■ **WHAT YOU HAVE TO DO**: Print all the entries verbatim.

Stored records

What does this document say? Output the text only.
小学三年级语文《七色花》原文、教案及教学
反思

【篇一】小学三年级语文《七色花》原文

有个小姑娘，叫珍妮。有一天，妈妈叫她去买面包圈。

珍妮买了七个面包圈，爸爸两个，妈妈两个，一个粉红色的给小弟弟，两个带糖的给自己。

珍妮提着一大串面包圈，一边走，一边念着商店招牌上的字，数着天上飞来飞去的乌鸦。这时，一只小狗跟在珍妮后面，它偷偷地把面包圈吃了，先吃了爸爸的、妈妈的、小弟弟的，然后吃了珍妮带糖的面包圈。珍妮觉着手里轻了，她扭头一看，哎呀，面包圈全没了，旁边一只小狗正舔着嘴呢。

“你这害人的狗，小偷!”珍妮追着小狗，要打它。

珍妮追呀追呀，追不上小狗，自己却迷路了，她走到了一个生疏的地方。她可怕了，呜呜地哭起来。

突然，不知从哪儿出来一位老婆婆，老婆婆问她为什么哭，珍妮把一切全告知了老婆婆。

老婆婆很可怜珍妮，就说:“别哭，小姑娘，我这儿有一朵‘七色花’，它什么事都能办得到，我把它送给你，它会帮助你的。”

■ **RESULT FOR THIS EXERCISE**:
What does this document say? Output the text only.
小学三年级语文《七色花》原文、教案及教学
反思

【篇一】小学三年级语文《七色花》原文

有个小姑娘，叫珍妮。有一天，妈妈叫她去买面包圈。

珍妮买了七个面包圈，爸爸两个，妈妈两个，一个粉红色的给小弟弟，两个带糖的给自己。

珍妮提着一大串面包圈，一边走，一边念着商店招牌上的字，数着天上飞来飞去的乌鸦。这时，一只小狗跟在珍妮后面，它偷偷地把面包圈吃了，先吃了爸爸的、妈妈的、小弟弟的，然后吃了珍妮带糖的面包圈。珍妮觉着手里轻了，她扭头一看，哎呀，面包圈全没了，旁边一只小狗正舔着嘴呢。

“你这害人的狗，小偷!”珍妮追着小狗，要打它。

珍妮追呀追呀，追不上小狗，自己却迷路了，她走到了一个生疏的地方。她可怕了，呜呜地哭起来。

突然，不知从哪儿出来一位老婆婆，老婆婆问她为什么哭，珍妮把一切全告知了老婆婆。

老婆婆很可怜珍妮，就说:“别哭，小姑娘，我这儿有一朵‘七色花’，它什么事都能办得到，我把它送给你，它会帮助你的。”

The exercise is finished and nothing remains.